§ Problem description:
Restate the whole listing exactly.

§ Records shown:
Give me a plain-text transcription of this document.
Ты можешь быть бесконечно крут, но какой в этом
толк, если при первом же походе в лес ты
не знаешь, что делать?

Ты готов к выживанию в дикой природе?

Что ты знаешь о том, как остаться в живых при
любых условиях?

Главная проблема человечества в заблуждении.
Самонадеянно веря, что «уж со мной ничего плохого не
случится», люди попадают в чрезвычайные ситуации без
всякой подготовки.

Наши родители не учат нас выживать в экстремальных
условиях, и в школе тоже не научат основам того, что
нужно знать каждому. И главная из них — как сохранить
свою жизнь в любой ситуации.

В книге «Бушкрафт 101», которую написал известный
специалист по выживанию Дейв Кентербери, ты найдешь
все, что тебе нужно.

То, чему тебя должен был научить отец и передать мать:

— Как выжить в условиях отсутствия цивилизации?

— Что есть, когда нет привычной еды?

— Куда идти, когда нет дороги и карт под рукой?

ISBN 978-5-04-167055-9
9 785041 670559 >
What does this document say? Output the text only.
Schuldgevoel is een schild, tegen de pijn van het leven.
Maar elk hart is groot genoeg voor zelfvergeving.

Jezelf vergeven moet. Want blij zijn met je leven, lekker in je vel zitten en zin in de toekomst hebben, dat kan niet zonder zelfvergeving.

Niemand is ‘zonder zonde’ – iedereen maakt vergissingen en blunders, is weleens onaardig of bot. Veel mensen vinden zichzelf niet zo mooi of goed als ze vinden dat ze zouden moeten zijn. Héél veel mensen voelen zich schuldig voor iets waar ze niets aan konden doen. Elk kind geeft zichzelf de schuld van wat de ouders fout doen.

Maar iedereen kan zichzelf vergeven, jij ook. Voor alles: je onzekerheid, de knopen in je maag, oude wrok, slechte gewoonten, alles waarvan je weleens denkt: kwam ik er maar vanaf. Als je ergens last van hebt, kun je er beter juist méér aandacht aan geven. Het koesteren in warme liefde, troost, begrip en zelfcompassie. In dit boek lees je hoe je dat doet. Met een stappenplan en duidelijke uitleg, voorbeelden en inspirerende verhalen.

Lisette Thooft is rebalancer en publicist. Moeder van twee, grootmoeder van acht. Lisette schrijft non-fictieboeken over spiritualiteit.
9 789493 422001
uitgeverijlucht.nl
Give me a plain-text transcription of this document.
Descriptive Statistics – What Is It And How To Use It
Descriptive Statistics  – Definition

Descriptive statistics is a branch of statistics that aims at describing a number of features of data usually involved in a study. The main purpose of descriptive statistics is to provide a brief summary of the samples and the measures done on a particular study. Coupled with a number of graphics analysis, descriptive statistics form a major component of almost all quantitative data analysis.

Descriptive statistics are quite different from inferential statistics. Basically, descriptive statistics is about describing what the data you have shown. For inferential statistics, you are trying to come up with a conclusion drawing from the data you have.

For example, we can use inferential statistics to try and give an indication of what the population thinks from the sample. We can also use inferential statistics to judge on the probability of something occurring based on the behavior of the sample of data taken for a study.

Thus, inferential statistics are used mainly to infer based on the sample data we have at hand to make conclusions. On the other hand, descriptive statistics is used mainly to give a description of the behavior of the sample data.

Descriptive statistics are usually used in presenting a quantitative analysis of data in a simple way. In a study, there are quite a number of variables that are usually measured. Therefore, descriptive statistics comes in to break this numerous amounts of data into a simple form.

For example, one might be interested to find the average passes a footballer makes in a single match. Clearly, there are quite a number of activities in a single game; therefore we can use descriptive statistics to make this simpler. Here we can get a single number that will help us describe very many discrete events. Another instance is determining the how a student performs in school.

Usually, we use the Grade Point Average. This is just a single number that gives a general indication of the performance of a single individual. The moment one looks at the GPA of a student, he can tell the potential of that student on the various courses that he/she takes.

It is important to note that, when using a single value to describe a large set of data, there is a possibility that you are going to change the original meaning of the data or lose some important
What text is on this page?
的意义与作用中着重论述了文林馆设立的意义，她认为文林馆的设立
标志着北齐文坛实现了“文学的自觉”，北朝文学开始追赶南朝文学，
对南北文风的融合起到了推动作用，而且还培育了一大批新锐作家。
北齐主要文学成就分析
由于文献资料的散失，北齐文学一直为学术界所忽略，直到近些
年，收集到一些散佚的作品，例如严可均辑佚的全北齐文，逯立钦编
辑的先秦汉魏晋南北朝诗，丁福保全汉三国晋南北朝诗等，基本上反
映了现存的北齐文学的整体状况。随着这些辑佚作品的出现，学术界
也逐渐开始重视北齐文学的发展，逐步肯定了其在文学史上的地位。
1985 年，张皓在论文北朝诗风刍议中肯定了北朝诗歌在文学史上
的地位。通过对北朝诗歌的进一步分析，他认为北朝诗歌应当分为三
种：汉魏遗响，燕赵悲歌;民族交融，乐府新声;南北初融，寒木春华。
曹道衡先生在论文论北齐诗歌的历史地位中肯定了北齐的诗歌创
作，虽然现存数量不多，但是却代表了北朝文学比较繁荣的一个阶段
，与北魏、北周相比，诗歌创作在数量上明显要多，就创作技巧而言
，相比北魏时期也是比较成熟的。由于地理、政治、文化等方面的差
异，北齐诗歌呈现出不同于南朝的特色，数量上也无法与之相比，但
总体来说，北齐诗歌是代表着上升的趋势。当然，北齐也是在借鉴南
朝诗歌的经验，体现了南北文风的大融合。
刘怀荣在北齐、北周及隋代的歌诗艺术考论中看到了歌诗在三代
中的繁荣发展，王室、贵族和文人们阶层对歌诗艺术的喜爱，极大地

§ Answer in full:
Give me a plain-text transcription of this document.
Ты можешь быть бесконечно крут, но какой в этом
толк, если при первом же походе в лес ты
не знаешь, что делать?

Ты готов к выживанию в дикой природе?

Что ты знаешь о том, как остаться в живых при
любых условиях?

Главная проблема человечества в заблуждении.
Самонадеянно веря, что «уж со мной ничего плохого не
случится», люди попадают в чрезвычайные ситуации без
всякой подготовки.

Наши родители не учат нас выживать в экстремальных
условиях, и в школе тоже не научат основам того, что
нужно знать каждому. И главная из них — как сохранить
свою жизнь в любой ситуации.

В книге «Бушкрафт 101», которую написал известный
специалист по выживанию Дейв Кентербери, ты найдешь
все, что тебе нужно.

То, чему тебя должен был научить отец и передать мать:

— Как выжить в условиях отсутствия цивилизации?

— Что есть, когда нет привычной еды?

— Куда идти, когда нет дороги и карт под рукой?

ISBN 978-5-04-167055-9
9 785041 670559 >
What does this document say? Output the text only.
Schuldgevoel is een schild, tegen de pijn van het leven.
Maar elk hart is groot genoeg voor zelfvergeving.

Jezelf vergeven moet. Want blij zijn met je leven, lekker in je vel zitten en zin in de toekomst hebben, dat kan niet zonder zelfvergeving.

Niemand is ‘zonder zonde’ – iedereen maakt vergissingen en blunders, is weleens onaardig of bot. Veel mensen vinden zichzelf niet zo mooi of goed als ze vinden dat ze zouden moeten zijn. Héél veel mensen voelen zich schuldig voor iets waar ze niets aan konden doen. Elk kind geeft zichzelf de schuld van wat de ouders fout doen.

Maar iedereen kan zichzelf vergeven, jij ook. Voor alles: je onzekerheid, de knopen in je maag, oude wrok, slechte gewoonten, alles waarvan je weleens denkt: kwam ik er maar vanaf. Als je ergens last van hebt, kun je er beter juist méér aandacht aan geven. Het koesteren in warme liefde, troost, begrip en zelfcompassie. In dit boek lees je hoe je dat doet. Met een stappenplan en duidelijke uitleg, voorbeelden en inspirerende verhalen.

Lisette Thooft is rebalancer en publicist. Moeder van twee, grootmoeder van acht. Lisette schrijft non-fictieboeken over spiritualiteit.
9 789493 422001
uitgeverijlucht.nl
Give me a plain-text transcription of this document.
Descriptive Statistics – What Is It And How To Use It
Descriptive Statistics  – Definition

Descriptive statistics is a branch of statistics that aims at describing a number of features of data usually involved in a study. The main purpose of descriptive statistics is to provide a brief summary of the samples and the measures done on a particular study. Coupled with a number of graphics analysis, descriptive statistics form a major component of almost all quantitative data analysis.

Descriptive statistics are quite different from inferential statistics. Basically, descriptive statistics is about describing what the data you have shown. For inferential statistics, you are trying to come up with a conclusion drawing from the data you have.

For example, we can use inferential statistics to try and give an indication of what the population thinks from the sample. We can also use inferential statistics to judge on the probability of something occurring based on the behavior of the sample of data taken for a study.

Thus, inferential statistics are used mainly to infer based on the sample data we have at hand to make conclusions. On the other hand, descriptive statistics is used mainly to give a description of the behavior of the sample data.

Descriptive statistics are usually used in presenting a quantitative analysis of data in a simple way. In a study, there are quite a number of variables that are usually measured. Therefore, descriptive statistics comes in to break this numerous amounts of data into a simple form.

For example, one might be interested to find the average passes a footballer makes in a single match. Clearly, there are quite a number of activities in a single game; therefore we can use descriptive statistics to make this simpler. Here we can get a single number that will help us describe very many discrete events. Another instance is determining the how a student performs in school.

Usually, we use the Grade Point Average. This is just a single number that gives a general indication of the performance of a single individual. The moment one looks at the GPA of a student, he can tell the potential of that student on the various courses that he/she takes.

It is important to note that, when using a single value to describe a large set of data, there is a possibility that you are going to change the original meaning of the data or lose some important
What text is on this page?
的意义与作用中着重论述了文林馆设立的意义，她认为文林馆的设立
标志着北齐文坛实现了“文学的自觉”，北朝文学开始追赶南朝文学，
对南北文风的融合起到了推动作用，而且还培育了一大批新锐作家。
北齐主要文学成就分析
由于文献资料的散失，北齐文学一直为学术界所忽略，直到近些
年，收集到一些散佚的作品，例如严可均辑佚的全北齐文，逯立钦编
辑的先秦汉魏晋南北朝诗，丁福保全汉三国晋南北朝诗等，基本上反
映了现存的北齐文学的整体状况。随着这些辑佚作品的出现，学术界
也逐渐开始重视北齐文学的发展，逐步肯定了其在文学史上的地位。
1985 年，张皓在论文北朝诗风刍议中肯定了北朝诗歌在文学史上
的地位。通过对北朝诗歌的进一步分析，他认为北朝诗歌应当分为三
种：汉魏遗响，燕赵悲歌;民族交融，乐府新声;南北初融，寒木春华。
曹道衡先生在论文论北齐诗歌的历史地位中肯定了北齐的诗歌创
作，虽然现存数量不多，但是却代表了北朝文学比较繁荣的一个阶段
，与北魏、北周相比，诗歌创作在数量上明显要多，就创作技巧而言
，相比北魏时期也是比较成熟的。由于地理、政治、文化等方面的差
异，北齐诗歌呈现出不同于南朝的特色，数量上也无法与之相比，但
总体来说，北齐诗歌是代表着上升的趋势。当然，北齐也是在借鉴南
朝诗歌的经验，体现了南北文风的大融合。
刘怀荣在北齐、北周及隋代的歌诗艺术考论中看到了歌诗在三代
中的繁荣发展，王室、贵族和文人们阶层对歌诗艺术的喜爱，极大地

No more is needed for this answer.